更不能不提今年八月,馬斯克在Twitter上稱考慮讓特斯拉私有化,甚至說資金都到位了,美國證券交易委員會(SEC)指控他發布具有誤導性的聲明,向馬斯克提起訴訟,最終雙方達成和解,馬斯克辭去董事長一職,還一共交出4,000萬美元罰金,在本次的財報會議中,還迴避了分析師對於董事長繼任人選的提問。

此外,還有公司內鬼、罵英國潛水員是「戀童癖」、公開吸食大麻等一連串負面新聞,馬斯克在第二季財報會議上說要在今年實現獲利的目標,也讓許多分析師相當懷疑,這家負面新聞一籮筐的電動車廠,出乎意料地實現單季獲利以及正現金流,對投資人來說顯然是值得開心的好消息。

但在激情過後更多人好奇的是,這次的單季盈利究竟是代表特斯拉逐步邁向正軌?還是只不過是曇花一現的歡喜呢?

翻轉中階汽車市場,Model 3晉身主流產品

「第三季交付的車,比2016年整年還多。」馬斯克在財報會議上開心地這麼說,好成績背後的關鍵,就是之前歷經產能危機的Model 3,本季在北美市場共交付56,065台Model 3,平均每周可以生產4,300台,也讓特斯拉在財報中寫下:「Model 3已經成為了一款真正的主流產品。」

苦盡甘來的Model 3,在本季搖身一變成為美國市場的中階明星車款,以北美市場來說,中低階車款大多是Toyota、Honda這些日系車廠的天下,從財報數據來看,Model 3共交付56,065台,位居美國市場銷售第五名,擊敗Nissan、現代、福特這些傳統大車廠,可以說特斯拉靠著Model 3,已經正在改變美國中階汽車市場的生態。

▶ _任務 1_
請將節錄文字中從「更不能不提今年八月,馬斯克在」開始、到「是只不過是曇花一現的歡喜呢?」為止（含這兩處）的部分原封不動地抄寫出來。
▶ _任務 2_
把節錄文字裡的這句話譯成英文：「苦盡甘來的Model 3,在本季搖身一變成為美國市場的中階明星車款,以北美市場來說,中低階車款大多是Toyota、Honda這些日系車廠的天下,從財報數據來看,Model 3共交付56,065台,位居美國市場銷售第五名,擊敗Nissan、現代、福特這些傳統大車廠,可以說特斯拉靠著Model 3,已經正在改變美國中階汽車市場的生態。」

▶ _資料摘錄_
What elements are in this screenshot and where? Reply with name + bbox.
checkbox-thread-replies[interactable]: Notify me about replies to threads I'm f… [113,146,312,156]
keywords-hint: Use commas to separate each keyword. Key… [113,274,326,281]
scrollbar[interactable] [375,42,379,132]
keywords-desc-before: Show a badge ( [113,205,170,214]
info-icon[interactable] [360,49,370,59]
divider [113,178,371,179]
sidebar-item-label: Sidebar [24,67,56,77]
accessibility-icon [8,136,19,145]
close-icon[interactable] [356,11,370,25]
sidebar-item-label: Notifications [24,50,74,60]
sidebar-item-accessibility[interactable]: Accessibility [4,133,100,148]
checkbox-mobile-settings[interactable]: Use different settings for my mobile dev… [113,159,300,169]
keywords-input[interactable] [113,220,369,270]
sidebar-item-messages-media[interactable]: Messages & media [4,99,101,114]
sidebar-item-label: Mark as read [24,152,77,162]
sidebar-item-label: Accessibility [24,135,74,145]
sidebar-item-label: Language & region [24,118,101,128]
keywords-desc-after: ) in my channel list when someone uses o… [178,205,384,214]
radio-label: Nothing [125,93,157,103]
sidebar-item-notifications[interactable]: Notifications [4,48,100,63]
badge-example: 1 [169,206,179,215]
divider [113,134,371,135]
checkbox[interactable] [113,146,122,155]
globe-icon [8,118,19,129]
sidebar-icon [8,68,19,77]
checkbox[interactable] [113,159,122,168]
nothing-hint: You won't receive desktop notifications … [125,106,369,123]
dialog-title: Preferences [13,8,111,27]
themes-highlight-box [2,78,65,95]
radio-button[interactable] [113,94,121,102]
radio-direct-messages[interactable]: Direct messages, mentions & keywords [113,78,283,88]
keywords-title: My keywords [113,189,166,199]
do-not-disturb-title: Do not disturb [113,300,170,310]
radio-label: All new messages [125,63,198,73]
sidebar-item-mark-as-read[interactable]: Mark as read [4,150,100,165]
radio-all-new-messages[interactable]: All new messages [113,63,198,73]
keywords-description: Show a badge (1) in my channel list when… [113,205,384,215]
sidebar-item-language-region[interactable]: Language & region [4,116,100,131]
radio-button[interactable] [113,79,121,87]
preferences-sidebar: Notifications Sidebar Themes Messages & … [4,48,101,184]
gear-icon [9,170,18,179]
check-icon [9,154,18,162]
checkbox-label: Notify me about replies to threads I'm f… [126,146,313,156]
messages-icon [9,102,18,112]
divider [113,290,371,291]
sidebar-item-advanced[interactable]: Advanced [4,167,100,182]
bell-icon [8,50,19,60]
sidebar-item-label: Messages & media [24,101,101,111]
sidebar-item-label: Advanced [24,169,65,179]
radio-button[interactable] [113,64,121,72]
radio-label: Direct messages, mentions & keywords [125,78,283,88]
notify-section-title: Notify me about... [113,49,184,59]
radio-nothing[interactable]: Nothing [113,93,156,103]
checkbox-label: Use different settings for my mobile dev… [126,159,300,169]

▶ _回應 1_
更不能不提今年八月,馬斯克在Twitter上稱考慮讓特斯拉私有化,甚至說資金都到位了,美國證券交易委員會(SEC)指控他發布具有誤導性的聲明,向馬斯克提起訴訟,最終雙方達成和解,馬斯克辭去董事長一職,還一共交出4,000萬美元罰金,在本次的財報會議中,還迴避了分析師對於董事長繼任人選的提問。

此外,還有公司內鬼、罵英國潛水員是「戀童癖」、公開吸食大麻等一連串負面新聞,馬斯克在第二季財報會議上說要在今年實現獲利的目標,也讓許多分析師相當懷疑,這家負面新聞一籮筐的電動車廠,出乎意料地實現單季獲利以及正現金流,對投資人來說顯然是值得開心的好消息。

但在激情過後更多人好奇的是,這次的單季盈利究竟是代表特斯拉逐步邁向正軌?還是只不過是曇花一現的歡喜呢?

▶ _回應 2_
Having come through its hard times, the Model 3 transformed this quarter into a mid-range star model in the U.S. market; in North America, mid- and low-end models are largely the domain of Japanese automakers such as Toyota and Honda, yet the financial report data show that the Model 3 delivered a total of 56,065 units, ranking fifth in U.S. sales and beating traditional major automakers such as Nissan, Hyundai, and Ford, so it can be said that, on the strength of the Model 3, Tesla is already changing the ecosystem of the U.S. mid-range car market.